Data tied to figure images
**********

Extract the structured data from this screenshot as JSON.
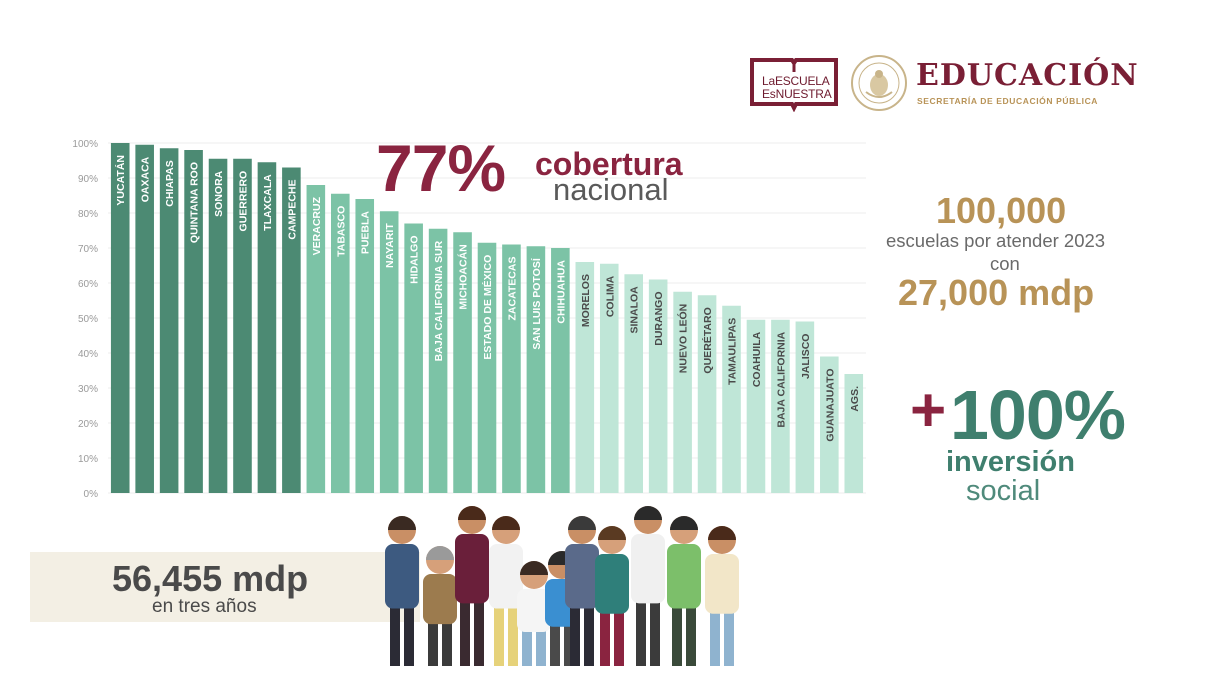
{
  "header": {
    "logo_line1": "LaESCUELA",
    "logo_line2": "EsNUESTRA",
    "title": "EDUCACIÓN",
    "subtitle": "SECRETARÍA DE EDUCACIÓN PÚBLICA"
  },
  "headline": {
    "value": "77%",
    "line1": "cobertura",
    "line2": "nacional"
  },
  "stats": {
    "schools": "100,000",
    "schools_label": "escuelas por atender 2023",
    "connector": "con",
    "budget": "27,000 mdp"
  },
  "investment": {
    "plus": "+",
    "value": "100%",
    "line1": "inversión",
    "line2": "social"
  },
  "money": {
    "amount": "56,455 mdp",
    "label": "en tres años"
  },
  "colors": {
    "dark_green": "#4c8a73",
    "mid_green": "#7cc3a6",
    "light_green": "#bfe6d7",
    "maroon": "#8a2440",
    "gold": "#b89357"
  },
  "chart_data": {
    "type": "bar",
    "ylim": [
      0,
      100
    ],
    "ytick_labels": [
      "0%",
      "10%",
      "20%",
      "30%",
      "40%",
      "50%",
      "60%",
      "70%",
      "80%",
      "90%",
      "100%"
    ],
    "grid": true,
    "categories": [
      "YUCATÁN",
      "OAXACA",
      "CHIAPAS",
      "QUINTANA ROO",
      "SONORA",
      "GUERRERO",
      "TLAXCALA",
      "CAMPECHE",
      "VERACRUZ",
      "TABASCO",
      "PUEBLA",
      "NAYARIT",
      "HIDALGO",
      "BAJA CALIFORNIA SUR",
      "MICHOACÁN",
      "ESTADO DE MÉXICO",
      "ZACATECAS",
      "SAN LUIS POTOSÍ",
      "CHIHUAHUA",
      "MORELOS",
      "COLIMA",
      "SINALOA",
      "DURANGO",
      "NUEVO LEÓN",
      "QUERÉTARO",
      "TAMAULIPAS",
      "COAHUILA",
      "BAJA CALIFORNIA",
      "JALISCO",
      "GUANAJUATO",
      "AGS."
    ],
    "values": [
      100,
      99.5,
      98.5,
      98,
      95.5,
      95.5,
      94.5,
      93,
      88,
      85.5,
      84,
      80.5,
      77,
      75.5,
      74.5,
      71.5,
      71,
      70.5,
      70,
      66,
      65.5,
      62.5,
      61,
      57.5,
      56.5,
      53.5,
      49.5,
      49.5,
      49,
      39,
      34
    ],
    "tiers": [
      "dark",
      "dark",
      "dark",
      "dark",
      "dark",
      "dark",
      "dark",
      "dark",
      "mid",
      "mid",
      "mid",
      "mid",
      "mid",
      "mid",
      "mid",
      "mid",
      "mid",
      "mid",
      "mid",
      "light",
      "light",
      "light",
      "light",
      "light",
      "light",
      "light",
      "light",
      "light",
      "light",
      "light",
      "light"
    ]
  }
}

**********

Instructions for the task: From the entries above, copy every line that holds the word "EDUCACIÓN".

Solved problem:
    "title": "EDUCACIÓN",
    "subtitle": "SECRETARÍA DE EDUCACIÓN PÚBLICA"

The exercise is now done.